Each of our non-employee directors is entitled to participate in our 1993 Director Stock Option Plan (Director Option Plan) by receiving automatic annual grants of our Common Stock. Each of our non-employee directors received a grant of an option to purchase 15,000 shares on May 1, 2001 under the Director Option Plan and each such director was also granted an option to purchase 10,000 shares of our Common Stock on May 3, 2001 pursuant to our 1998 Special Equity Incentive Plan. Additionally, on September 27, 2001, each non-employee director was granted an option to purchase 50,000 shares of our Common Stock pursuant to the 1998 Special Equity Incentive Plan, which options were granted in lieu of the automatic annual grant that each such director would have received on May 1, 2002. All options granted prior to May 1, 2000 under the Director Option Plan are subject to cumulative yearly vesting as to one-third of the total grant on each anniversary of the date of grant and terminate five years from the date of grant unless terminated sooner upon termination of the optionee’s status as a director or otherwise pursuant to the Director Option Plan. Grants made under the Director Option Plan subsequent to May 1, 2000 are subject to monthly vesting for a period of thirty-six months and terminate ten years from the date of grant unless terminated sooner upon termination of the optionee’s status as a director or otherwise pursuant to the Director Option Plan. The grants made on September 27, 2001 from the 1998 Special Equity Incentive Plan vested one-third immediately with the balance vesting monthly over the ensuing 36 months. Under the terms of our Director Option Plan and pursuant to Change of Control Agreements entered into or to be entered into with our non-employee directors, all outstanding options (under the Director Options Plan, the 1998 Special Equity Incentive Plan or otherwise) that are unvested on the date of the change of control will automatically become fully exercisable and vested and will remain exercisable until the earlier of three years after the change of control or the expiration of the option’s term.

# Given data
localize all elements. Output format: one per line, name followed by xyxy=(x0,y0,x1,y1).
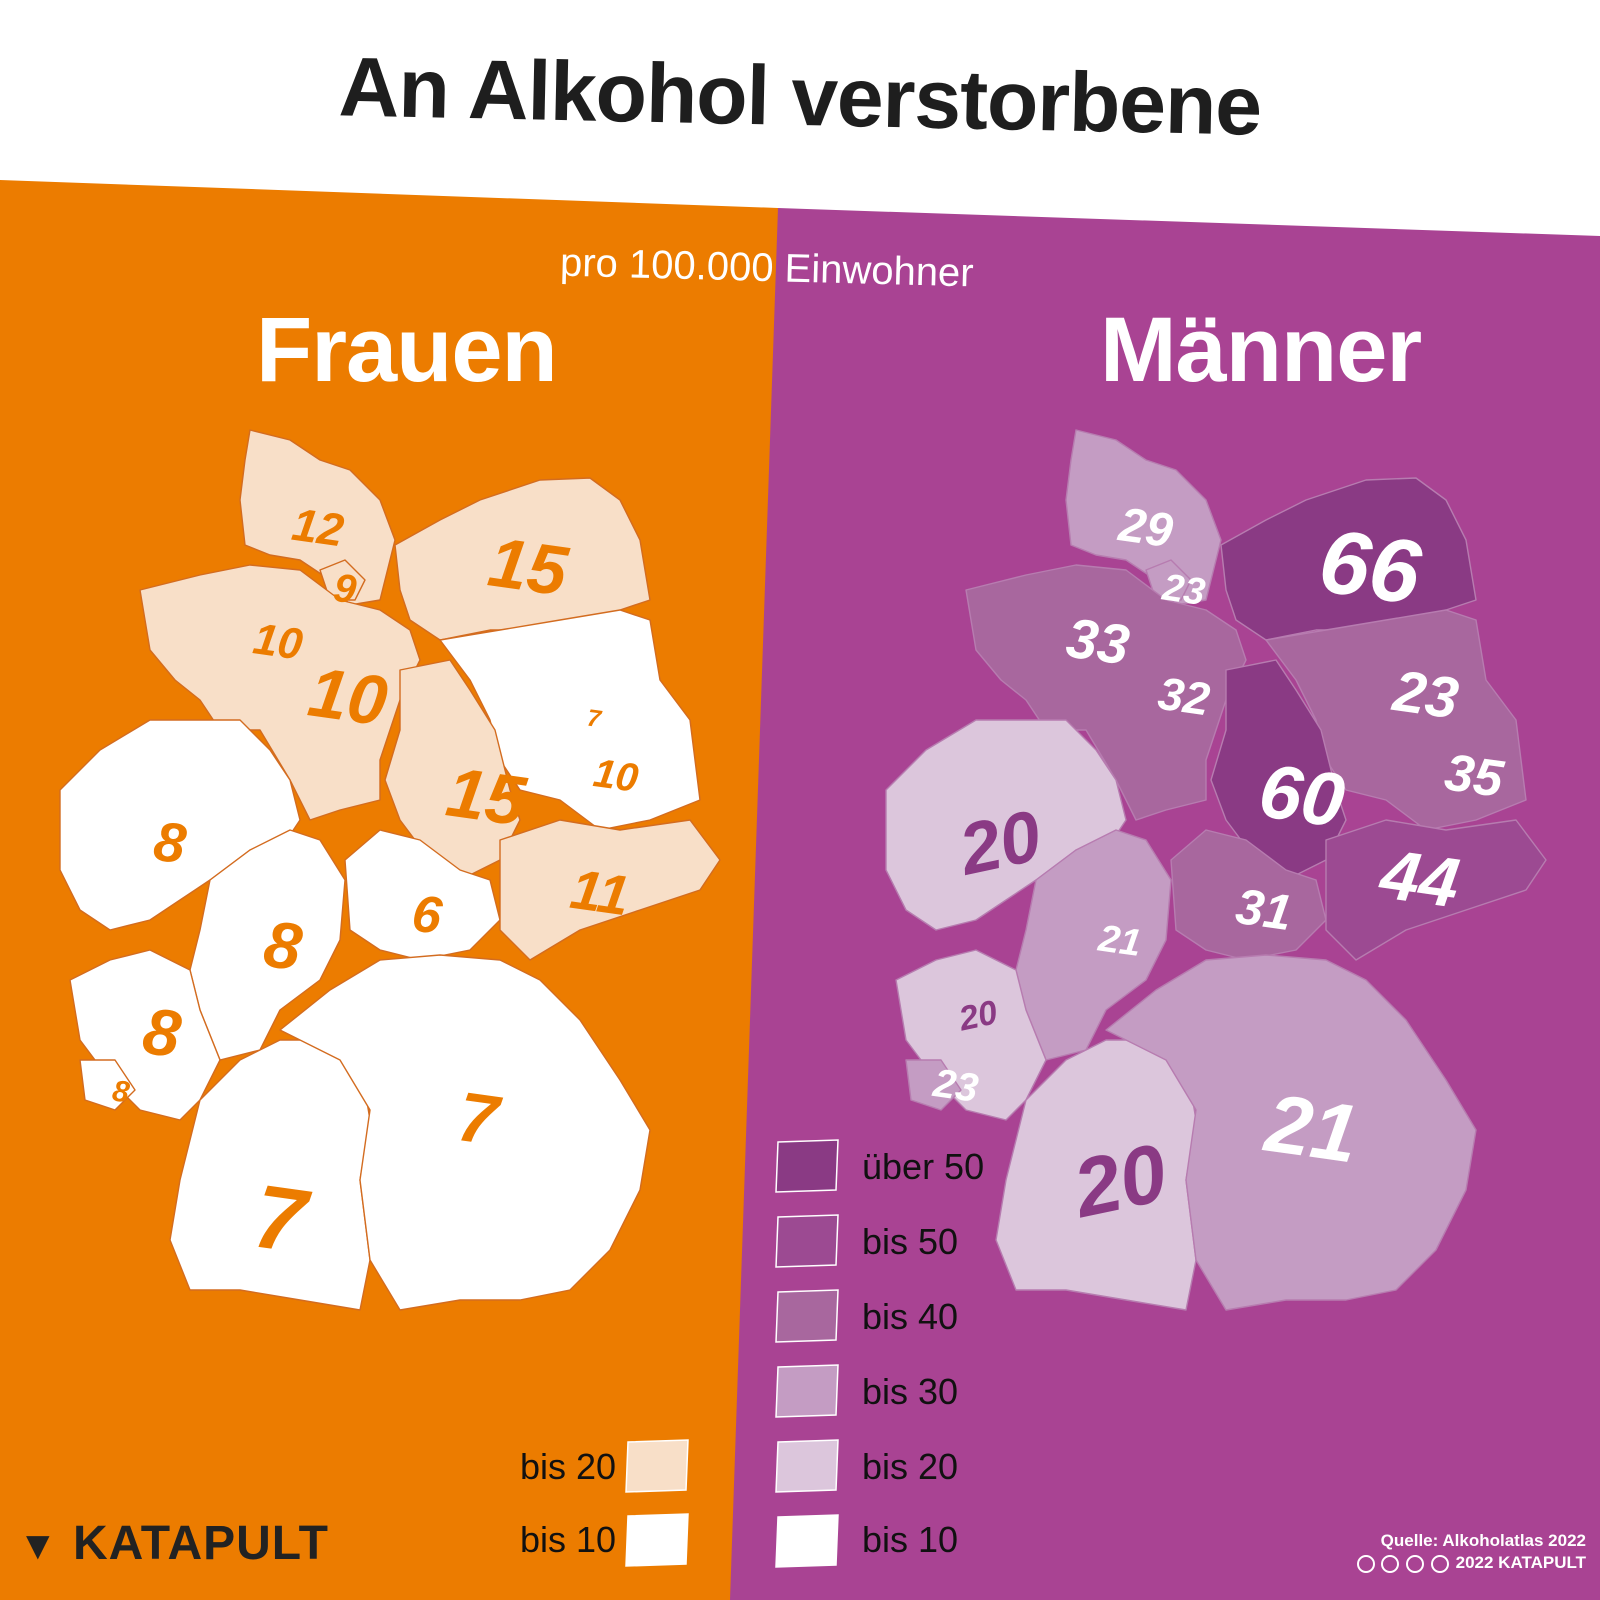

# Short exercise
Rewrite the paragraph beginning "Each of our non-employee directors is entitled" from the text on director stock options as a shorter bulleted list that keeps its main facts. The data is not used for anything here.

# Response for this exercise
- Non-employee directors take part in the 1993 Director Stock Option Plan (Director Option Plan) through automatic annual grants of Common Stock.
- Grants in 2001:
  - May 1: an option on 15,000 shares under the Director Option Plan.
  - May 3: an option on 10,000 shares under the 1998 Special Equity Incentive Plan.
  - September 27: an option on 50,000 shares under the 1998 Special Equity Incentive Plan, replacing the automatic grant due May 1, 2002.
- Director Option Plan grants made before May 1, 2000 vest one-third on each anniversary and expire after five years.
- Director Option Plan grants made after May 1, 2000 vest monthly over 36 months and expire after ten years.
- Either of the above can end sooner if the holder stops being a director or as the plan otherwise provides.
- The September 27, 2001 grants vested one-third immediately and the rest monthly over the next 36 months.
- On a change of control, all unvested options become fully vested and exercisable. They remain exercisable for three years or until the option's term ends, whichever comes first.